> GOAL OF THE EXERCISE
Which lines contain the string "test"? Please list every one of them.

— Start —

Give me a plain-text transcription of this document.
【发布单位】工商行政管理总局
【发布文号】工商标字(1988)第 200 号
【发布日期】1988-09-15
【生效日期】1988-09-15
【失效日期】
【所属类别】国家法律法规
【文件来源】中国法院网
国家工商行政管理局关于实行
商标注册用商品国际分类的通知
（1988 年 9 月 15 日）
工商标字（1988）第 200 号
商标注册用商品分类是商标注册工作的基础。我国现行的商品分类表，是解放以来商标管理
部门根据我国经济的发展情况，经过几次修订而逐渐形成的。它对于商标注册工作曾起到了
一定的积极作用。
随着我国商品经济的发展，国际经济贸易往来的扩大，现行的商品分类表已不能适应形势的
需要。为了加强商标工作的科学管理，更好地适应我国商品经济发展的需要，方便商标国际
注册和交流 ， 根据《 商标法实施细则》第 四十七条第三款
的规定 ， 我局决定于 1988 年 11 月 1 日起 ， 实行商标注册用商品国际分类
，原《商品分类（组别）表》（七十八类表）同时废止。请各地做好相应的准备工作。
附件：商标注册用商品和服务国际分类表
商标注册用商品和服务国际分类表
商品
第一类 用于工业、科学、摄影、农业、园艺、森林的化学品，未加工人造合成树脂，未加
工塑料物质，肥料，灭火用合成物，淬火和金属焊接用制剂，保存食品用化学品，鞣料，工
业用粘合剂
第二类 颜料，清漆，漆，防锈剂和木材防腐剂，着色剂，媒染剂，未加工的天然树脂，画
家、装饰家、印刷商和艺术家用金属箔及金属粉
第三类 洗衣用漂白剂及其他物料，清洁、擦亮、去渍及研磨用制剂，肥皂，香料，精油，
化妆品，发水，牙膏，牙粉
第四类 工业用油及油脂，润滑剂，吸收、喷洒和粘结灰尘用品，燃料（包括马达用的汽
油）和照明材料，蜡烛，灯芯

— End —
— Start —

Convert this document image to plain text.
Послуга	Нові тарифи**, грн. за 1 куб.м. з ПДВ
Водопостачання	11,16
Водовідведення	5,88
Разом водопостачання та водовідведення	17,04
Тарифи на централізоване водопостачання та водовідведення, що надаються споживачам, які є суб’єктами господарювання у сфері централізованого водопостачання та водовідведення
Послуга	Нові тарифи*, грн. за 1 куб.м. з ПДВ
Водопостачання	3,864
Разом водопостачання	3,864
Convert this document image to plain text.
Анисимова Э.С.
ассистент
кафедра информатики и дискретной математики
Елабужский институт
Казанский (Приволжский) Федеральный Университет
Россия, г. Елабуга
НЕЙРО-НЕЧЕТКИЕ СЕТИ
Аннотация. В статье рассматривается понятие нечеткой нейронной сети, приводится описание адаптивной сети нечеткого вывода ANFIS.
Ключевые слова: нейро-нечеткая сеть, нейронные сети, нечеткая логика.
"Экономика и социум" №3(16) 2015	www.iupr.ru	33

— End —
— Start —

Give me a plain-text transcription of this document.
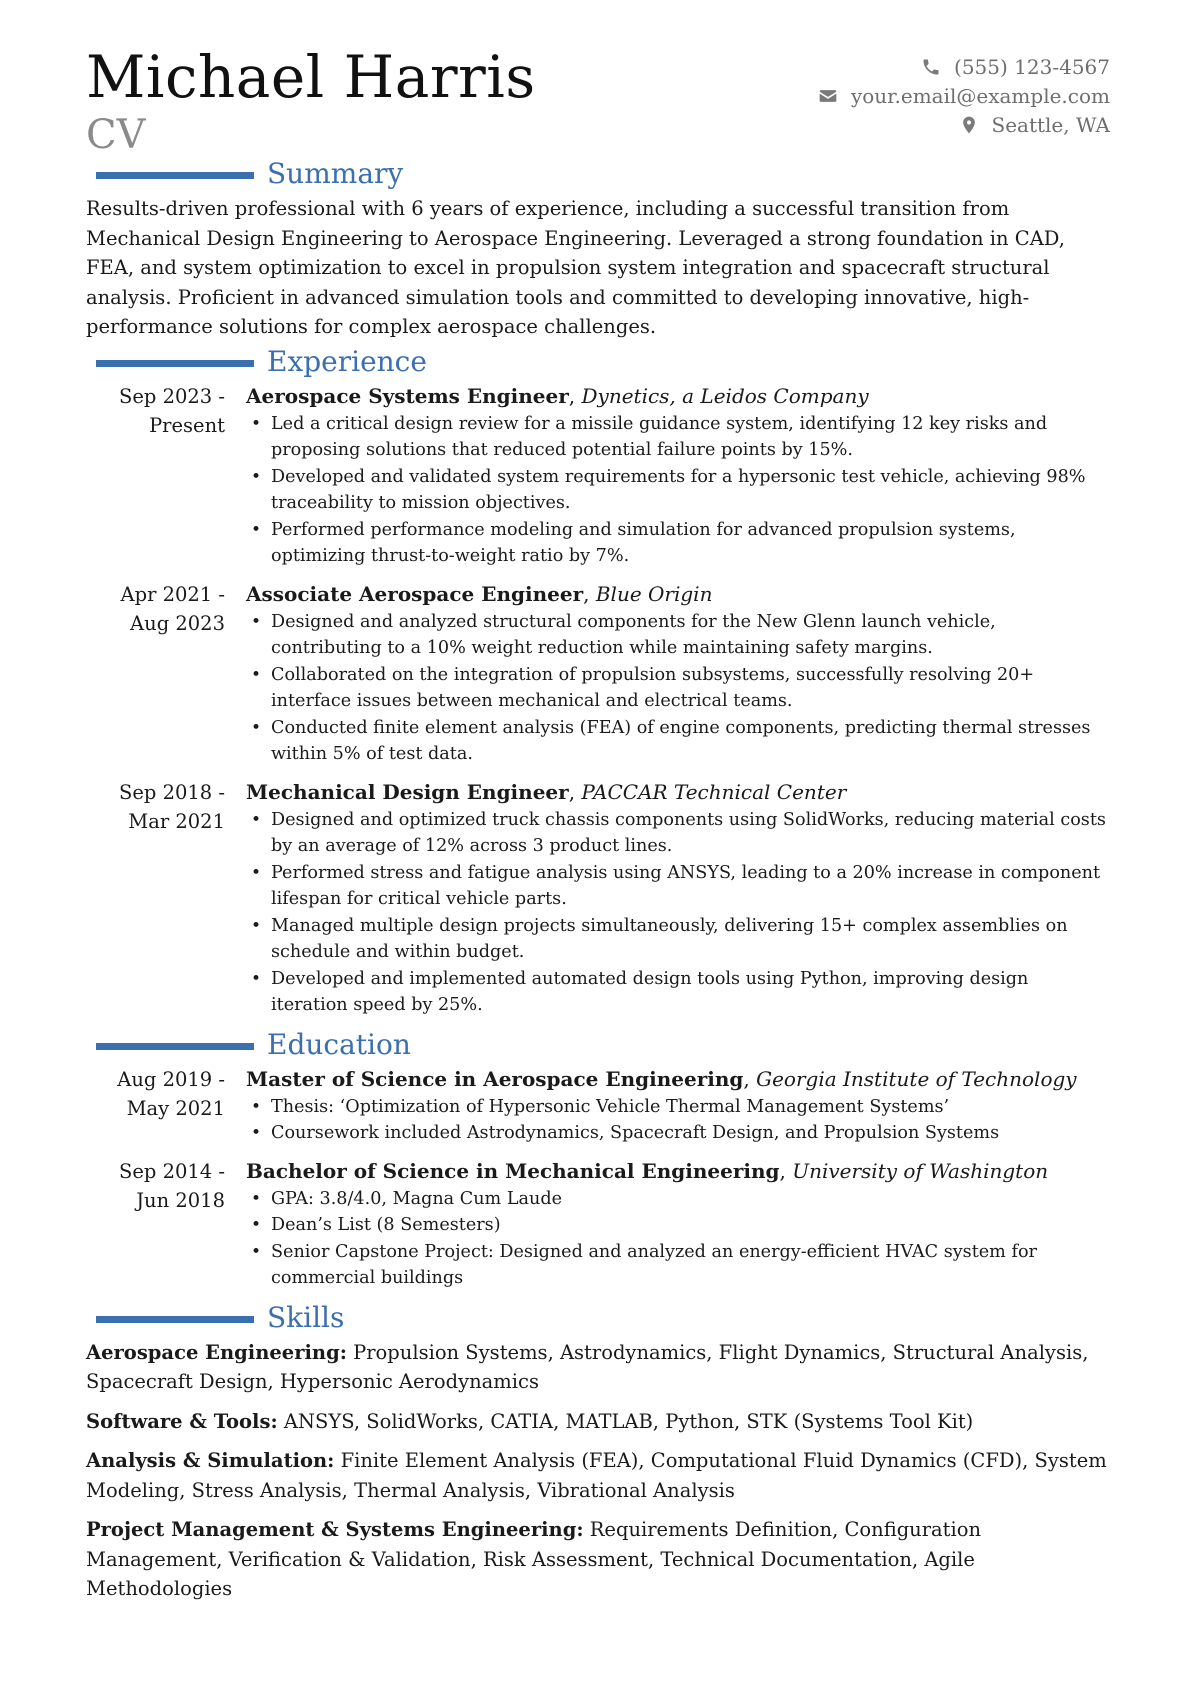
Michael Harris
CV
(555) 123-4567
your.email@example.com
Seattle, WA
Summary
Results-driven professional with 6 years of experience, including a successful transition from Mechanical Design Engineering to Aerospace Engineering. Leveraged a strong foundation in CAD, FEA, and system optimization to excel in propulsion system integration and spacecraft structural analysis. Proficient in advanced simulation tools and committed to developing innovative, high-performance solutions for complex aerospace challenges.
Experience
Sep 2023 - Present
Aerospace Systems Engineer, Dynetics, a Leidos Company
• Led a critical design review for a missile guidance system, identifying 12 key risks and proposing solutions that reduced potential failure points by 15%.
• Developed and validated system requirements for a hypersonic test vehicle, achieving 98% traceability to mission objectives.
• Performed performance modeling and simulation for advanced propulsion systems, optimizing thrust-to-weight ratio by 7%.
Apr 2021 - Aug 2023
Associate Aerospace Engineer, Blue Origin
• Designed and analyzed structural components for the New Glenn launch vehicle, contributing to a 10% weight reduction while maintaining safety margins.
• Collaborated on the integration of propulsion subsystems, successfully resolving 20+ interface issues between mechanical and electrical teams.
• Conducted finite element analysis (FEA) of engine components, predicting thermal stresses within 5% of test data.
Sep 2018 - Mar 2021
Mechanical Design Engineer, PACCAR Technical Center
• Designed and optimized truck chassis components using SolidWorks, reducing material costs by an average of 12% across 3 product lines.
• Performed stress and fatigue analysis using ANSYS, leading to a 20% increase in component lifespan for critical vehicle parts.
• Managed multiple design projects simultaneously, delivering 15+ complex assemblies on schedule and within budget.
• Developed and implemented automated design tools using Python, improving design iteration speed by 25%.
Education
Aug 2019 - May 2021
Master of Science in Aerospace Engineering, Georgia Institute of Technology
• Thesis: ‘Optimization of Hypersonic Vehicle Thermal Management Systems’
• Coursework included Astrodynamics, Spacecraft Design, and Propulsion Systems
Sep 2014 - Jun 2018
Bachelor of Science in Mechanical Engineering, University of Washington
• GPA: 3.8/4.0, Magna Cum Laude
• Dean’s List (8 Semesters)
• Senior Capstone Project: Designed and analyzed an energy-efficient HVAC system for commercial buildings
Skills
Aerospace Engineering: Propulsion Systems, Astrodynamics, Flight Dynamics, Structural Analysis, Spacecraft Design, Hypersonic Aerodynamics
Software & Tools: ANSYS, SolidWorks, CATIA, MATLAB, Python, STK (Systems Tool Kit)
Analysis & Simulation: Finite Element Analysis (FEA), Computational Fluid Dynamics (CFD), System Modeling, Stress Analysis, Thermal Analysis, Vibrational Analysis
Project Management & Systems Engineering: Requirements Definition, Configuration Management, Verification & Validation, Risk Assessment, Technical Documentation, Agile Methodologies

— End —

> EXERCISE OUTPUT
• Developed and validated system requirements for a hypersonic test vehicle, achieving 98% traceability to mission objectives.
• Conducted finite element analysis (FEA) of engine components, predicting thermal stresses within 5% of test data.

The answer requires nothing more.